• _TO BE DONE_: Consider the data that follows and state how many lines contain the string "estimated", using the number alone.

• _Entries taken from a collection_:

>> START

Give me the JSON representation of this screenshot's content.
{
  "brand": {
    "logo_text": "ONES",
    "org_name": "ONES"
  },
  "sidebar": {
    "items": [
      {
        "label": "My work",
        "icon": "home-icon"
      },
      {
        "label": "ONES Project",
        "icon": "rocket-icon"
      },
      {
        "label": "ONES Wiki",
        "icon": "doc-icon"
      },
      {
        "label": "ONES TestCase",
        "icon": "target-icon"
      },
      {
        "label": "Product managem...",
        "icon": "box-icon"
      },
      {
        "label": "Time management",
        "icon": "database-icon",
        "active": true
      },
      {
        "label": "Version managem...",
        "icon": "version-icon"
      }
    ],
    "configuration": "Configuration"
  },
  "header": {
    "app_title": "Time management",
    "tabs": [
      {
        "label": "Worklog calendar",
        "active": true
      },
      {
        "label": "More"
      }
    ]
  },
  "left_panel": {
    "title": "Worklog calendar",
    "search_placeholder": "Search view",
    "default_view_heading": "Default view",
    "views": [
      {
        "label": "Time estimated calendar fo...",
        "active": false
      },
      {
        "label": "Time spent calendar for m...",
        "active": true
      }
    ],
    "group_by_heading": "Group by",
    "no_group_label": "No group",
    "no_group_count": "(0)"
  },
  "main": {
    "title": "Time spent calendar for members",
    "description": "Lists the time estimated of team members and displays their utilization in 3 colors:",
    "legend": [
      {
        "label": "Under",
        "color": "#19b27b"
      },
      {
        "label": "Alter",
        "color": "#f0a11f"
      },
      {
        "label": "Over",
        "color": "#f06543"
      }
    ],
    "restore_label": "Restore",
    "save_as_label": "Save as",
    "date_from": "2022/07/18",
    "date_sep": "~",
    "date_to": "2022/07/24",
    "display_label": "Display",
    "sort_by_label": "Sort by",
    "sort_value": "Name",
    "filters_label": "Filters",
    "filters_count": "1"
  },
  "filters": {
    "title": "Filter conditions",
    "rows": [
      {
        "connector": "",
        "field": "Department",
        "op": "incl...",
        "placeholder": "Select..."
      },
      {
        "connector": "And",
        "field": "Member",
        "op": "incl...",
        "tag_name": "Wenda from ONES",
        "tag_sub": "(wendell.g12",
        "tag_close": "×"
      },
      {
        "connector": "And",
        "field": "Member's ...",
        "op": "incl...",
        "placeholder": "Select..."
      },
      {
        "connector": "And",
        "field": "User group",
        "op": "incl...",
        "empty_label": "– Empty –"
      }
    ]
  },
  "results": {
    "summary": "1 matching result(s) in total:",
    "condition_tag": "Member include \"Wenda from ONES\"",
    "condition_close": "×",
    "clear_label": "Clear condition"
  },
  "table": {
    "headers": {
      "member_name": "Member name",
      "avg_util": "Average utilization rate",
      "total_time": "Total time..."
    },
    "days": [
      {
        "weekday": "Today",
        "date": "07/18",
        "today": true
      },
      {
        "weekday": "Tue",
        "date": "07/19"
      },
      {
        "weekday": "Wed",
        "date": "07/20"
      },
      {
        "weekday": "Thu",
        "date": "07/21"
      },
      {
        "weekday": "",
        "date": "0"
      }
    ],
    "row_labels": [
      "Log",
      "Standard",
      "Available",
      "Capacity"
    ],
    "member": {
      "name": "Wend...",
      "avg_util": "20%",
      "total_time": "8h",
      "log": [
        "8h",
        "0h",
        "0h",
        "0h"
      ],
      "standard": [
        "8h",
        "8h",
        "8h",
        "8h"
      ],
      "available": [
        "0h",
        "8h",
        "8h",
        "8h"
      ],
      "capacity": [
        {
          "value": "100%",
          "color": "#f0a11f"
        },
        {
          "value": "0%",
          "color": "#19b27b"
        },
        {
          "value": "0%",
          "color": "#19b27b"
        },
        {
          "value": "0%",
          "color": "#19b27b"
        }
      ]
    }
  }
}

>> END

• _OUTPUT FOR THIS TASK_: 2